Problem description |
Skip the pictures. Repeat everything else in the records word for word.

Input material |
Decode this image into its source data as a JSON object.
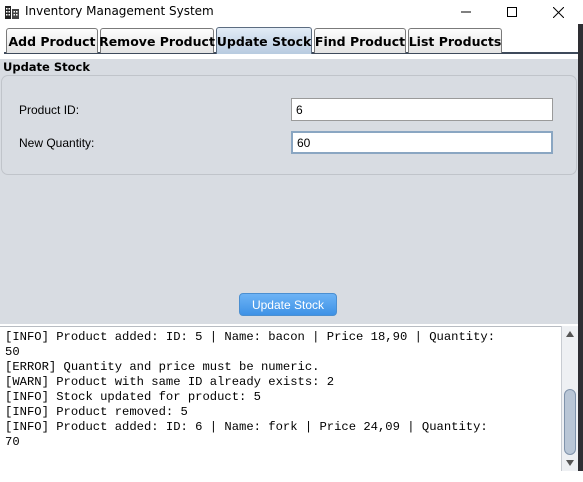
{
  "window": {
    "title": "Inventory Management System",
    "icon": "building-app-icon"
  },
  "tabs": [
    {
      "label": "Add Product",
      "active": false
    },
    {
      "label": "Remove Product",
      "active": false
    },
    {
      "label": "Update Stock",
      "active": true
    },
    {
      "label": "Find Product",
      "active": false
    },
    {
      "label": "List Products",
      "active": false
    }
  ],
  "panel": {
    "section_title": "Update Stock",
    "product_id_label": "Product ID:",
    "product_id_value": "6",
    "new_quantity_label": "New Quantity:",
    "new_quantity_value": "60",
    "update_button_label": "Update Stock"
  },
  "log": [
    "[INFO] Product added: ID: 5 | Name: bacon | Price 18,90 | Quantity:",
    "50",
    "[ERROR] Quantity and price must be numeric.",
    "[WARN] Product with same ID already exists: 2",
    "[INFO] Stock updated for product: 5",
    "[INFO] Product removed: 5",
    "[INFO] Product added: ID: 6 | Name: fork | Price 24,09 | Quantity:",
    "70"
  ],
  "colors": {
    "panel_bg": "#d8dce2",
    "active_tab": "#b8cbe0",
    "button_accent": "#3e92e6"
  }
}
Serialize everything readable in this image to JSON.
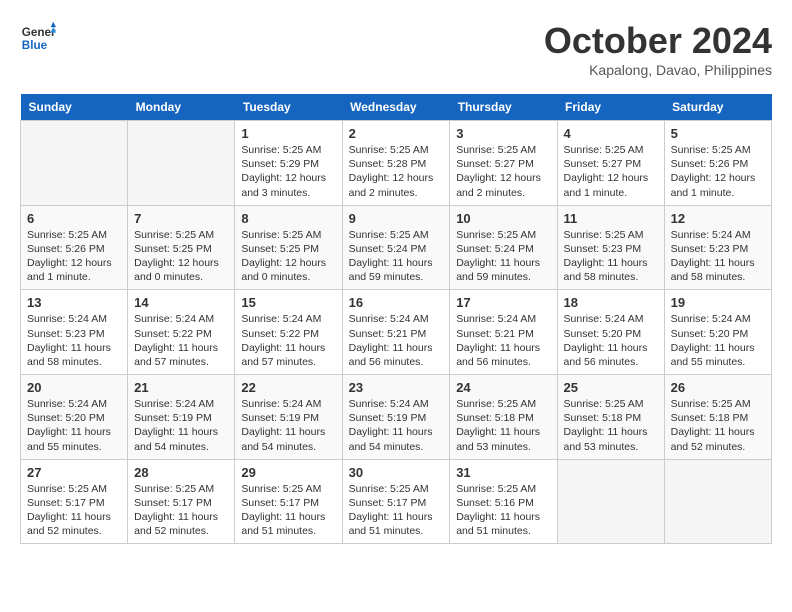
{
  "header": {
    "logo_line1": "General",
    "logo_line2": "Blue",
    "month": "October 2024",
    "location": "Kapalong, Davao, Philippines"
  },
  "weekdays": [
    "Sunday",
    "Monday",
    "Tuesday",
    "Wednesday",
    "Thursday",
    "Friday",
    "Saturday"
  ],
  "weeks": [
    [
      {
        "day": "",
        "info": ""
      },
      {
        "day": "",
        "info": ""
      },
      {
        "day": "1",
        "info": "Sunrise: 5:25 AM\nSunset: 5:29 PM\nDaylight: 12 hours\nand 3 minutes."
      },
      {
        "day": "2",
        "info": "Sunrise: 5:25 AM\nSunset: 5:28 PM\nDaylight: 12 hours\nand 2 minutes."
      },
      {
        "day": "3",
        "info": "Sunrise: 5:25 AM\nSunset: 5:27 PM\nDaylight: 12 hours\nand 2 minutes."
      },
      {
        "day": "4",
        "info": "Sunrise: 5:25 AM\nSunset: 5:27 PM\nDaylight: 12 hours\nand 1 minute."
      },
      {
        "day": "5",
        "info": "Sunrise: 5:25 AM\nSunset: 5:26 PM\nDaylight: 12 hours\nand 1 minute."
      }
    ],
    [
      {
        "day": "6",
        "info": "Sunrise: 5:25 AM\nSunset: 5:26 PM\nDaylight: 12 hours\nand 1 minute."
      },
      {
        "day": "7",
        "info": "Sunrise: 5:25 AM\nSunset: 5:25 PM\nDaylight: 12 hours\nand 0 minutes."
      },
      {
        "day": "8",
        "info": "Sunrise: 5:25 AM\nSunset: 5:25 PM\nDaylight: 12 hours\nand 0 minutes."
      },
      {
        "day": "9",
        "info": "Sunrise: 5:25 AM\nSunset: 5:24 PM\nDaylight: 11 hours\nand 59 minutes."
      },
      {
        "day": "10",
        "info": "Sunrise: 5:25 AM\nSunset: 5:24 PM\nDaylight: 11 hours\nand 59 minutes."
      },
      {
        "day": "11",
        "info": "Sunrise: 5:25 AM\nSunset: 5:23 PM\nDaylight: 11 hours\nand 58 minutes."
      },
      {
        "day": "12",
        "info": "Sunrise: 5:24 AM\nSunset: 5:23 PM\nDaylight: 11 hours\nand 58 minutes."
      }
    ],
    [
      {
        "day": "13",
        "info": "Sunrise: 5:24 AM\nSunset: 5:23 PM\nDaylight: 11 hours\nand 58 minutes."
      },
      {
        "day": "14",
        "info": "Sunrise: 5:24 AM\nSunset: 5:22 PM\nDaylight: 11 hours\nand 57 minutes."
      },
      {
        "day": "15",
        "info": "Sunrise: 5:24 AM\nSunset: 5:22 PM\nDaylight: 11 hours\nand 57 minutes."
      },
      {
        "day": "16",
        "info": "Sunrise: 5:24 AM\nSunset: 5:21 PM\nDaylight: 11 hours\nand 56 minutes."
      },
      {
        "day": "17",
        "info": "Sunrise: 5:24 AM\nSunset: 5:21 PM\nDaylight: 11 hours\nand 56 minutes."
      },
      {
        "day": "18",
        "info": "Sunrise: 5:24 AM\nSunset: 5:20 PM\nDaylight: 11 hours\nand 56 minutes."
      },
      {
        "day": "19",
        "info": "Sunrise: 5:24 AM\nSunset: 5:20 PM\nDaylight: 11 hours\nand 55 minutes."
      }
    ],
    [
      {
        "day": "20",
        "info": "Sunrise: 5:24 AM\nSunset: 5:20 PM\nDaylight: 11 hours\nand 55 minutes."
      },
      {
        "day": "21",
        "info": "Sunrise: 5:24 AM\nSunset: 5:19 PM\nDaylight: 11 hours\nand 54 minutes."
      },
      {
        "day": "22",
        "info": "Sunrise: 5:24 AM\nSunset: 5:19 PM\nDaylight: 11 hours\nand 54 minutes."
      },
      {
        "day": "23",
        "info": "Sunrise: 5:24 AM\nSunset: 5:19 PM\nDaylight: 11 hours\nand 54 minutes."
      },
      {
        "day": "24",
        "info": "Sunrise: 5:25 AM\nSunset: 5:18 PM\nDaylight: 11 hours\nand 53 minutes."
      },
      {
        "day": "25",
        "info": "Sunrise: 5:25 AM\nSunset: 5:18 PM\nDaylight: 11 hours\nand 53 minutes."
      },
      {
        "day": "26",
        "info": "Sunrise: 5:25 AM\nSunset: 5:18 PM\nDaylight: 11 hours\nand 52 minutes."
      }
    ],
    [
      {
        "day": "27",
        "info": "Sunrise: 5:25 AM\nSunset: 5:17 PM\nDaylight: 11 hours\nand 52 minutes."
      },
      {
        "day": "28",
        "info": "Sunrise: 5:25 AM\nSunset: 5:17 PM\nDaylight: 11 hours\nand 52 minutes."
      },
      {
        "day": "29",
        "info": "Sunrise: 5:25 AM\nSunset: 5:17 PM\nDaylight: 11 hours\nand 51 minutes."
      },
      {
        "day": "30",
        "info": "Sunrise: 5:25 AM\nSunset: 5:17 PM\nDaylight: 11 hours\nand 51 minutes."
      },
      {
        "day": "31",
        "info": "Sunrise: 5:25 AM\nSunset: 5:16 PM\nDaylight: 11 hours\nand 51 minutes."
      },
      {
        "day": "",
        "info": ""
      },
      {
        "day": "",
        "info": ""
      }
    ]
  ]
}
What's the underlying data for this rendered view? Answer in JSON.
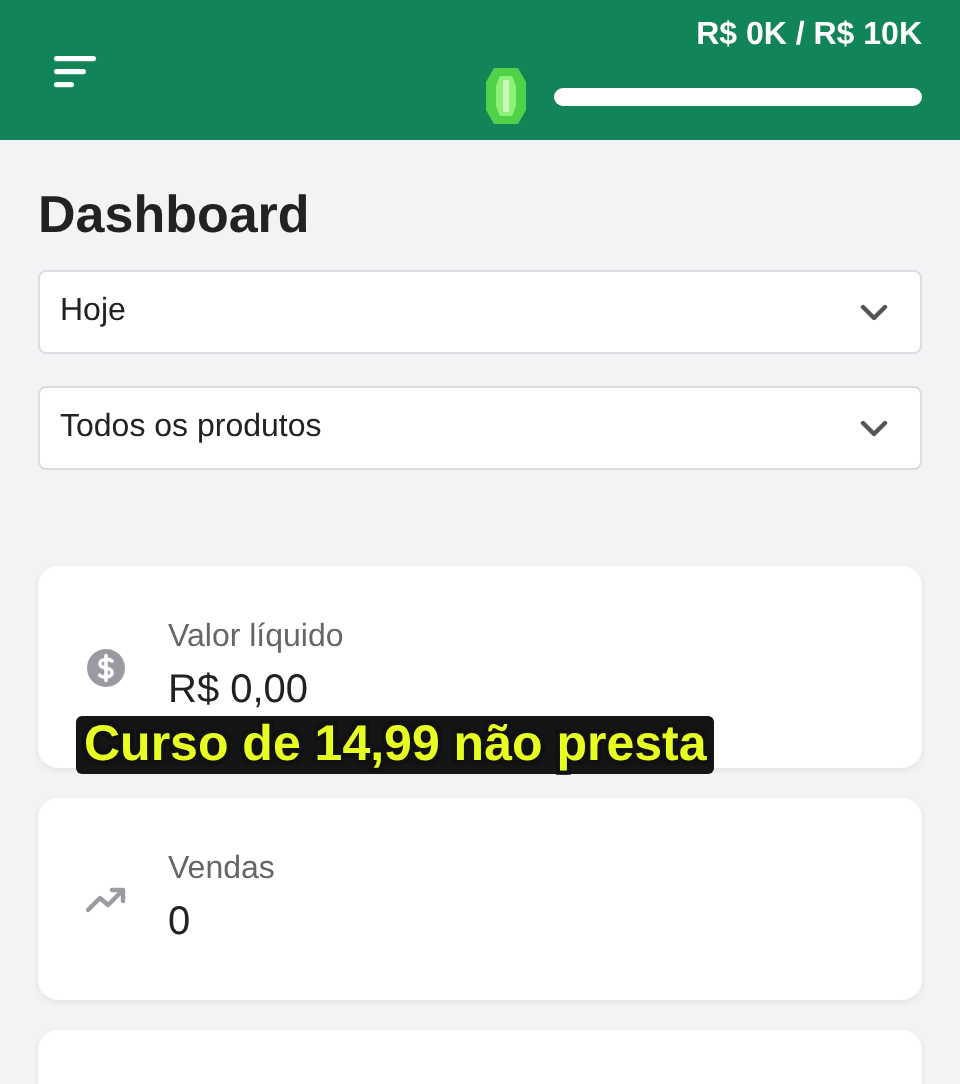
{
  "header": {
    "goal_text": "R$ 0K / R$ 10K",
    "goal_progress": {
      "level": 0
    }
  },
  "title": "Dashboard",
  "filters": [
    {
      "value": "Hoje"
    },
    {
      "value": "Todos os produtos"
    }
  ],
  "metrics": [
    {
      "kind": "money",
      "label": "Valor líquido",
      "value": "R$ 0,00"
    },
    {
      "kind": "trend",
      "label": "Vendas",
      "value": "0"
    },
    {
      "kind": "empty"
    }
  ],
  "caption": "Curso de 14,99 não presta"
}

Reply to the exercise |
Decode this image into its source data as a JSON object.
{
  "window": {
    "title": "Inventory Management System",
    "icon": "building-app-icon"
  },
  "tabs": [
    {
      "label": "Add Product",
      "active": false
    },
    {
      "label": "Remove Product",
      "active": false
    },
    {
      "label": "Update Stock",
      "active": true
    },
    {
      "label": "Find Product",
      "active": false
    },
    {
      "label": "List Products",
      "active": false
    }
  ],
  "panel": {
    "section_title": "Update Stock",
    "product_id_label": "Product ID:",
    "product_id_value": "6",
    "new_quantity_label": "New Quantity:",
    "new_quantity_value": "60",
    "update_button_label": "Update Stock"
  },
  "log": [
    "[INFO] Product added: ID: 5 | Name: bacon | Price 18,90 | Quantity:",
    "50",
    "[ERROR] Quantity and price must be numeric.",
    "[WARN] Product with same ID already exists: 2",
    "[INFO] Stock updated for product: 5",
    "[INFO] Product removed: 5",
    "[INFO] Product added: ID: 6 | Name: fork | Price 24,09 | Quantity:",
    "70"
  ],
  "colors": {
    "panel_bg": "#d8dce2",
    "active_tab": "#b8cbe0",
    "button_accent": "#3e92e6"
  }
}
Serialize everything readable in this image to JSON.
{
  "header": {
    "logo_line1": "General",
    "logo_line2": "Blue",
    "month": "October 2024",
    "location": "Kapalong, Davao, Philippines"
  },
  "weekdays": [
    "Sunday",
    "Monday",
    "Tuesday",
    "Wednesday",
    "Thursday",
    "Friday",
    "Saturday"
  ],
  "weeks": [
    [
      {
        "day": "",
        "info": ""
      },
      {
        "day": "",
        "info": ""
      },
      {
        "day": "1",
        "info": "Sunrise: 5:25 AM\nSunset: 5:29 PM\nDaylight: 12 hours\nand 3 minutes."
      },
      {
        "day": "2",
        "info": "Sunrise: 5:25 AM\nSunset: 5:28 PM\nDaylight: 12 hours\nand 2 minutes."
      },
      {
        "day": "3",
        "info": "Sunrise: 5:25 AM\nSunset: 5:27 PM\nDaylight: 12 hours\nand 2 minutes."
      },
      {
        "day": "4",
        "info": "Sunrise: 5:25 AM\nSunset: 5:27 PM\nDaylight: 12 hours\nand 1 minute."
      },
      {
        "day": "5",
        "info": "Sunrise: 5:25 AM\nSunset: 5:26 PM\nDaylight: 12 hours\nand 1 minute."
      }
    ],
    [
      {
        "day": "6",
        "info": "Sunrise: 5:25 AM\nSunset: 5:26 PM\nDaylight: 12 hours\nand 1 minute."
      },
      {
        "day": "7",
        "info": "Sunrise: 5:25 AM\nSunset: 5:25 PM\nDaylight: 12 hours\nand 0 minutes."
      },
      {
        "day": "8",
        "info": "Sunrise: 5:25 AM\nSunset: 5:25 PM\nDaylight: 12 hours\nand 0 minutes."
      },
      {
        "day": "9",
        "info": "Sunrise: 5:25 AM\nSunset: 5:24 PM\nDaylight: 11 hours\nand 59 minutes."
      },
      {
        "day": "10",
        "info": "Sunrise: 5:25 AM\nSunset: 5:24 PM\nDaylight: 11 hours\nand 59 minutes."
      },
      {
        "day": "11",
        "info": "Sunrise: 5:25 AM\nSunset: 5:23 PM\nDaylight: 11 hours\nand 58 minutes."
      },
      {
        "day": "12",
        "info": "Sunrise: 5:24 AM\nSunset: 5:23 PM\nDaylight: 11 hours\nand 58 minutes."
      }
    ],
    [
      {
        "day": "13",
        "info": "Sunrise: 5:24 AM\nSunset: 5:23 PM\nDaylight: 11 hours\nand 58 minutes."
      },
      {
        "day": "14",
        "info": "Sunrise: 5:24 AM\nSunset: 5:22 PM\nDaylight: 11 hours\nand 57 minutes."
      },
      {
        "day": "15",
        "info": "Sunrise: 5:24 AM\nSunset: 5:22 PM\nDaylight: 11 hours\nand 57 minutes."
      },
      {
        "day": "16",
        "info": "Sunrise: 5:24 AM\nSunset: 5:21 PM\nDaylight: 11 hours\nand 56 minutes."
      },
      {
        "day": "17",
        "info": "Sunrise: 5:24 AM\nSunset: 5:21 PM\nDaylight: 11 hours\nand 56 minutes."
      },
      {
        "day": "18",
        "info": "Sunrise: 5:24 AM\nSunset: 5:20 PM\nDaylight: 11 hours\nand 56 minutes."
      },
      {
        "day": "19",
        "info": "Sunrise: 5:24 AM\nSunset: 5:20 PM\nDaylight: 11 hours\nand 55 minutes."
      }
    ],
    [
      {
        "day": "20",
        "info": "Sunrise: 5:24 AM\nSunset: 5:20 PM\nDaylight: 11 hours\nand 55 minutes."
      },
      {
        "day": "21",
        "info": "Sunrise: 5:24 AM\nSunset: 5:19 PM\nDaylight: 11 hours\nand 54 minutes."
      },
      {
        "day": "22",
        "info": "Sunrise: 5:24 AM\nSunset: 5:19 PM\nDaylight: 11 hours\nand 54 minutes."
      },
      {
        "day": "23",
        "info": "Sunrise: 5:24 AM\nSunset: 5:19 PM\nDaylight: 11 hours\nand 54 minutes."
      },
      {
        "day": "24",
        "info": "Sunrise: 5:25 AM\nSunset: 5:18 PM\nDaylight: 11 hours\nand 53 minutes."
      },
      {
        "day": "25",
        "info": "Sunrise: 5:25 AM\nSunset: 5:18 PM\nDaylight: 11 hours\nand 53 minutes."
      },
      {
        "day": "26",
        "info": "Sunrise: 5:25 AM\nSunset: 5:18 PM\nDaylight: 11 hours\nand 52 minutes."
      }
    ],
    [
      {
        "day": "27",
        "info": "Sunrise: 5:25 AM\nSunset: 5:17 PM\nDaylight: 11 hours\nand 52 minutes."
      },
      {
        "day": "28",
        "info": "Sunrise: 5:25 AM\nSunset: 5:17 PM\nDaylight: 11 hours\nand 52 minutes."
      },
      {
        "day": "29",
        "info": "Sunrise: 5:25 AM\nSunset: 5:17 PM\nDaylight: 11 hours\nand 51 minutes."
      },
      {
        "day": "30",
        "info": "Sunrise: 5:25 AM\nSunset: 5:17 PM\nDaylight: 11 hours\nand 51 minutes."
      },
      {
        "day": "31",
        "info": "Sunrise: 5:25 AM\nSunset: 5:16 PM\nDaylight: 11 hours\nand 51 minutes."
      },
      {
        "day": "",
        "info": ""
      },
      {
        "day": "",
        "info": ""
      }
    ]
  ]
}
What's the underlying data for this rendered view? Answer in JSON.
{
  "header": {
    "goal_text": "R$ 0K / R$ 10K",
    "goal_progress": {
      "level": 0
    }
  },
  "title": "Dashboard",
  "filters": [
    {
      "value": "Hoje"
    },
    {
      "value": "Todos os produtos"
    }
  ],
  "metrics": [
    {
      "kind": "money",
      "label": "Valor líquido",
      "value": "R$ 0,00"
    },
    {
      "kind": "trend",
      "label": "Vendas",
      "value": "0"
    },
    {
      "kind": "empty"
    }
  ],
  "caption": "Curso de 14,99 não presta"
}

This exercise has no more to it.